Exercise requirements =>
Skip the pictures and extract all of the lines exactly as written.

Provided records =>
┌──

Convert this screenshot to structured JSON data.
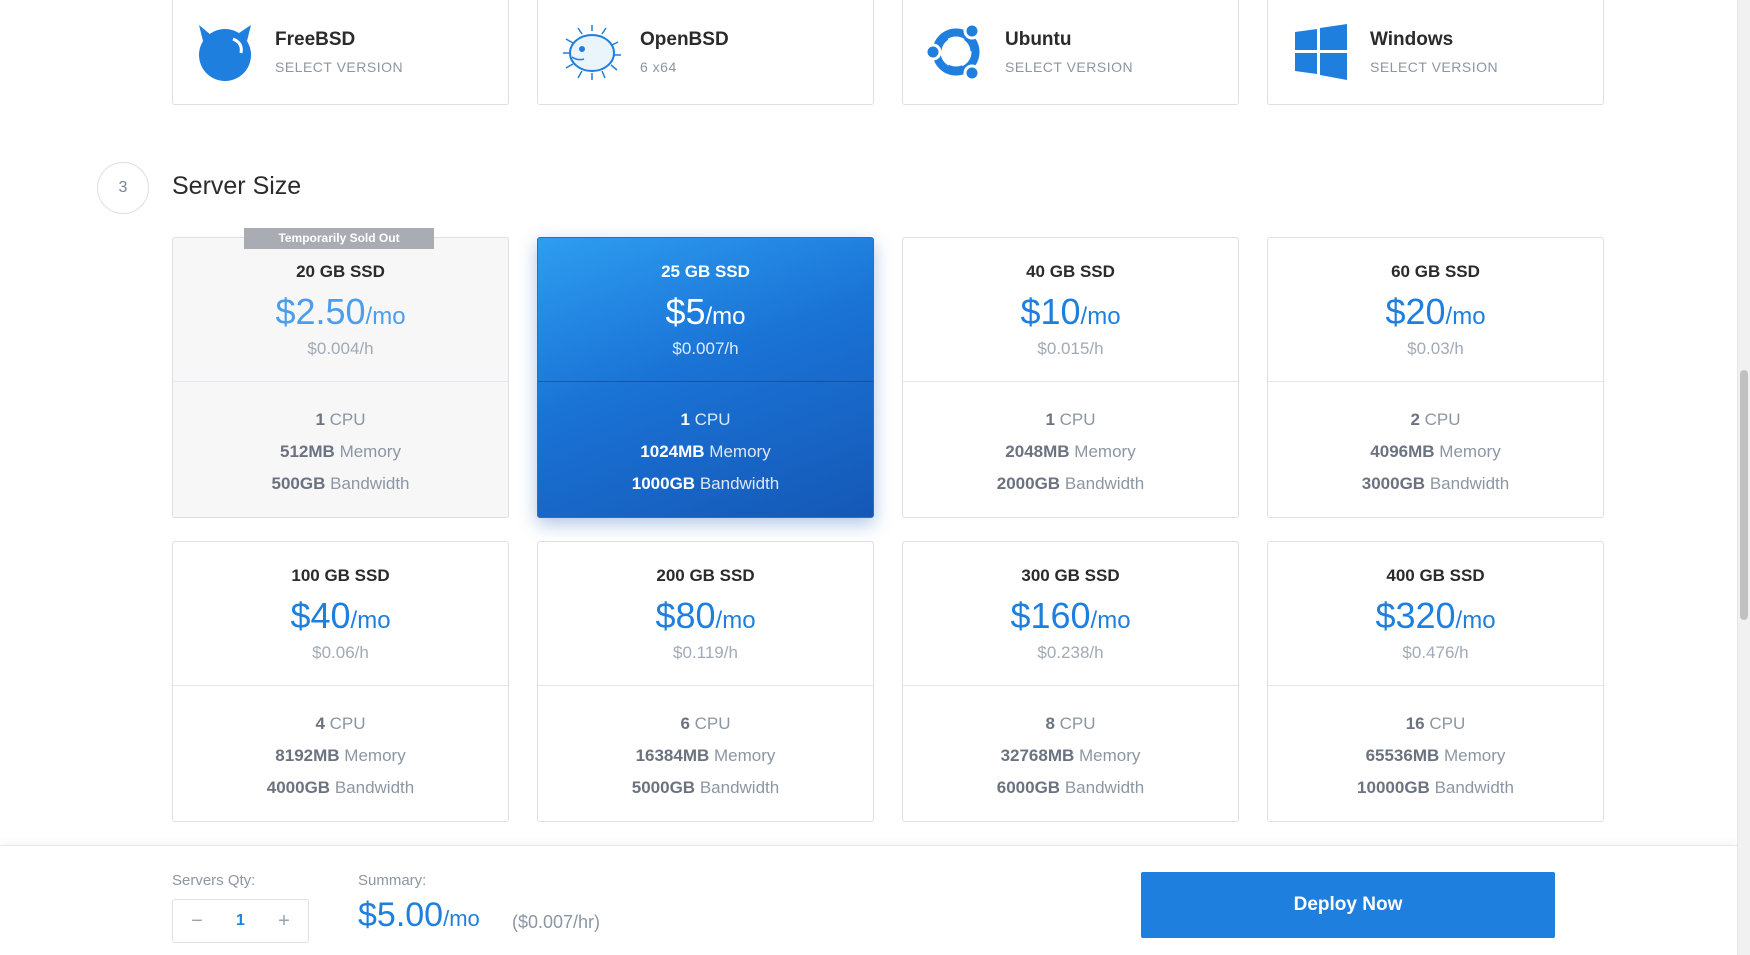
{
  "os_options": [
    {
      "name": "FreeBSD",
      "sub": "SELECT VERSION",
      "icon": "freebsd-icon"
    },
    {
      "name": "OpenBSD",
      "sub": "6  x64",
      "icon": "openbsd-icon"
    },
    {
      "name": "Ubuntu",
      "sub": "SELECT VERSION",
      "icon": "ubuntu-icon"
    },
    {
      "name": "Windows",
      "sub": "SELECT VERSION",
      "icon": "windows-icon"
    }
  ],
  "section": {
    "step": "3",
    "title": "Server Size"
  },
  "plans": [
    {
      "ssd": "20 GB SSD",
      "price": "$2.50",
      "unit": "/mo",
      "hourly": "$0.004/h",
      "cpu": "1",
      "cpu_label": "CPU",
      "memory": "512MB",
      "memory_label": "Memory",
      "bandwidth": "500GB",
      "bandwidth_label": "Bandwidth",
      "badge": "Temporarily Sold Out"
    },
    {
      "ssd": "25 GB SSD",
      "price": "$5",
      "unit": "/mo",
      "hourly": "$0.007/h",
      "cpu": "1",
      "cpu_label": "CPU",
      "memory": "1024MB",
      "memory_label": "Memory",
      "bandwidth": "1000GB",
      "bandwidth_label": "Bandwidth"
    },
    {
      "ssd": "40 GB SSD",
      "price": "$10",
      "unit": "/mo",
      "hourly": "$0.015/h",
      "cpu": "1",
      "cpu_label": "CPU",
      "memory": "2048MB",
      "memory_label": "Memory",
      "bandwidth": "2000GB",
      "bandwidth_label": "Bandwidth"
    },
    {
      "ssd": "60 GB SSD",
      "price": "$20",
      "unit": "/mo",
      "hourly": "$0.03/h",
      "cpu": "2",
      "cpu_label": "CPU",
      "memory": "4096MB",
      "memory_label": "Memory",
      "bandwidth": "3000GB",
      "bandwidth_label": "Bandwidth"
    },
    {
      "ssd": "100 GB SSD",
      "price": "$40",
      "unit": "/mo",
      "hourly": "$0.06/h",
      "cpu": "4",
      "cpu_label": "CPU",
      "memory": "8192MB",
      "memory_label": "Memory",
      "bandwidth": "4000GB",
      "bandwidth_label": "Bandwidth"
    },
    {
      "ssd": "200 GB SSD",
      "price": "$80",
      "unit": "/mo",
      "hourly": "$0.119/h",
      "cpu": "6",
      "cpu_label": "CPU",
      "memory": "16384MB",
      "memory_label": "Memory",
      "bandwidth": "5000GB",
      "bandwidth_label": "Bandwidth"
    },
    {
      "ssd": "300 GB SSD",
      "price": "$160",
      "unit": "/mo",
      "hourly": "$0.238/h",
      "cpu": "8",
      "cpu_label": "CPU",
      "memory": "32768MB",
      "memory_label": "Memory",
      "bandwidth": "6000GB",
      "bandwidth_label": "Bandwidth"
    },
    {
      "ssd": "400 GB SSD",
      "price": "$320",
      "unit": "/mo",
      "hourly": "$0.476/h",
      "cpu": "16",
      "cpu_label": "CPU",
      "memory": "65536MB",
      "memory_label": "Memory",
      "bandwidth": "10000GB",
      "bandwidth_label": "Bandwidth"
    }
  ],
  "selected_plan": "25 GB SSD",
  "bottom_bar": {
    "qty_label": "Servers Qty:",
    "qty_minus": "−",
    "qty_value": "1",
    "qty_plus": "+",
    "summary_label": "Summary:",
    "summary_price": "$5.00",
    "summary_unit": "/mo",
    "summary_hourly": "($0.007/hr)",
    "deploy_label": "Deploy Now"
  },
  "colors": {
    "accent": "#1e7fde",
    "selected_gradient_start": "#2e9df0",
    "selected_gradient_end": "#1558b6",
    "badge": "#a9acb2"
  }
}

└──

Output for this task =>
Convert this screenshot to structured JSON data.
{
  "os_options": [
    {
      "name": "FreeBSD",
      "sub": "SELECT VERSION",
      "icon": "freebsd-icon"
    },
    {
      "name": "OpenBSD",
      "sub": "6  x64",
      "icon": "openbsd-icon"
    },
    {
      "name": "Ubuntu",
      "sub": "SELECT VERSION",
      "icon": "ubuntu-icon"
    },
    {
      "name": "Windows",
      "sub": "SELECT VERSION",
      "icon": "windows-icon"
    }
  ],
  "section": {
    "step": "3",
    "title": "Server Size"
  },
  "plans": [
    {
      "ssd": "20 GB SSD",
      "price": "$2.50",
      "unit": "/mo",
      "hourly": "$0.004/h",
      "cpu": "1",
      "cpu_label": "CPU",
      "memory": "512MB",
      "memory_label": "Memory",
      "bandwidth": "500GB",
      "bandwidth_label": "Bandwidth",
      "badge": "Temporarily Sold Out"
    },
    {
      "ssd": "25 GB SSD",
      "price": "$5",
      "unit": "/mo",
      "hourly": "$0.007/h",
      "cpu": "1",
      "cpu_label": "CPU",
      "memory": "1024MB",
      "memory_label": "Memory",
      "bandwidth": "1000GB",
      "bandwidth_label": "Bandwidth"
    },
    {
      "ssd": "40 GB SSD",
      "price": "$10",
      "unit": "/mo",
      "hourly": "$0.015/h",
      "cpu": "1",
      "cpu_label": "CPU",
      "memory": "2048MB",
      "memory_label": "Memory",
      "bandwidth": "2000GB",
      "bandwidth_label": "Bandwidth"
    },
    {
      "ssd": "60 GB SSD",
      "price": "$20",
      "unit": "/mo",
      "hourly": "$0.03/h",
      "cpu": "2",
      "cpu_label": "CPU",
      "memory": "4096MB",
      "memory_label": "Memory",
      "bandwidth": "3000GB",
      "bandwidth_label": "Bandwidth"
    },
    {
      "ssd": "100 GB SSD",
      "price": "$40",
      "unit": "/mo",
      "hourly": "$0.06/h",
      "cpu": "4",
      "cpu_label": "CPU",
      "memory": "8192MB",
      "memory_label": "Memory",
      "bandwidth": "4000GB",
      "bandwidth_label": "Bandwidth"
    },
    {
      "ssd": "200 GB SSD",
      "price": "$80",
      "unit": "/mo",
      "hourly": "$0.119/h",
      "cpu": "6",
      "cpu_label": "CPU",
      "memory": "16384MB",
      "memory_label": "Memory",
      "bandwidth": "5000GB",
      "bandwidth_label": "Bandwidth"
    },
    {
      "ssd": "300 GB SSD",
      "price": "$160",
      "unit": "/mo",
      "hourly": "$0.238/h",
      "cpu": "8",
      "cpu_label": "CPU",
      "memory": "32768MB",
      "memory_label": "Memory",
      "bandwidth": "6000GB",
      "bandwidth_label": "Bandwidth"
    },
    {
      "ssd": "400 GB SSD",
      "price": "$320",
      "unit": "/mo",
      "hourly": "$0.476/h",
      "cpu": "16",
      "cpu_label": "CPU",
      "memory": "65536MB",
      "memory_label": "Memory",
      "bandwidth": "10000GB",
      "bandwidth_label": "Bandwidth"
    }
  ],
  "selected_plan": "25 GB SSD",
  "bottom_bar": {
    "qty_label": "Servers Qty:",
    "qty_minus": "−",
    "qty_value": "1",
    "qty_plus": "+",
    "summary_label": "Summary:",
    "summary_price": "$5.00",
    "summary_unit": "/mo",
    "summary_hourly": "($0.007/hr)",
    "deploy_label": "Deploy Now"
  },
  "colors": {
    "accent": "#1e7fde",
    "selected_gradient_start": "#2e9df0",
    "selected_gradient_end": "#1558b6",
    "badge": "#a9acb2"
  }
}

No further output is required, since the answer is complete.